**STATED GOAL**
Transcribe all the entries word for word, skipping the pictures.
.....
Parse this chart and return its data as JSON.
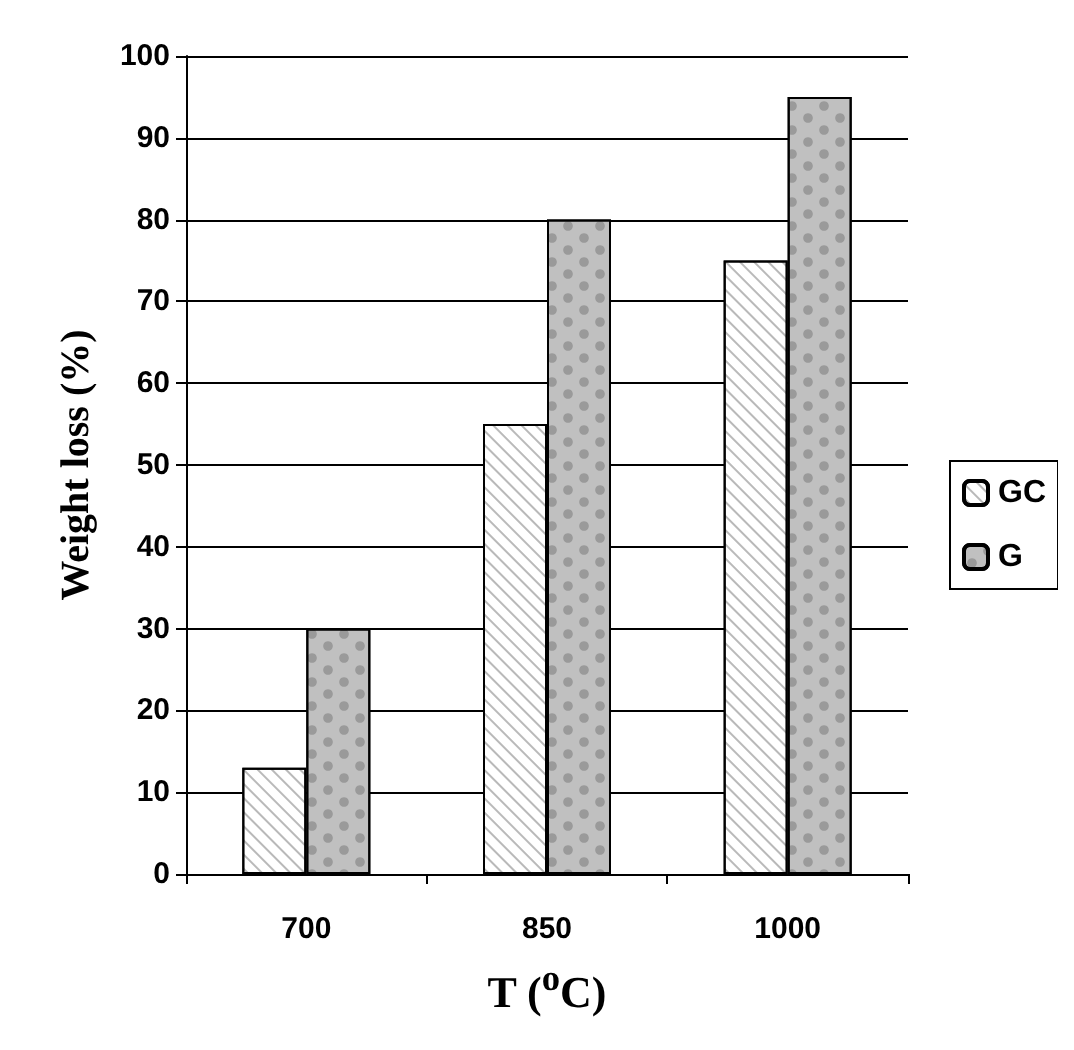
{
  "chart_data": {
    "type": "bar",
    "xlabel": "T ($^{o}$C)",
    "ylabel": "Weight loss (%)",
    "categories": [
      "700",
      "850",
      "1000"
    ],
    "series": [
      {
        "name": "GC",
        "color": "#ffffff",
        "values": [
          13,
          55,
          75
        ]
      },
      {
        "name": "G",
        "color": "#c0c0c0",
        "values": [
          30,
          80,
          95
        ]
      }
    ],
    "ylim": [
      0,
      100
    ],
    "yticks": [
      0,
      10,
      20,
      30,
      40,
      50,
      60,
      70,
      80,
      90,
      100
    ],
    "grid": "y",
    "legend": "right"
  }
}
.....
**TASK SOLUTION**
Parse this chart and return its data as JSON.
{
  "chart_data": {
    "type": "bar",
    "xlabel": "T ($^{o}$C)",
    "ylabel": "Weight loss (%)",
    "categories": [
      "700",
      "850",
      "1000"
    ],
    "series": [
      {
        "name": "GC",
        "color": "#ffffff",
        "values": [
          13,
          55,
          75
        ]
      },
      {
        "name": "G",
        "color": "#c0c0c0",
        "values": [
          30,
          80,
          95
        ]
      }
    ],
    "ylim": [
      0,
      100
    ],
    "yticks": [
      0,
      10,
      20,
      30,
      40,
      50,
      60,
      70,
      80,
      90,
      100
    ],
    "grid": "y",
    "legend": "right"
  }
}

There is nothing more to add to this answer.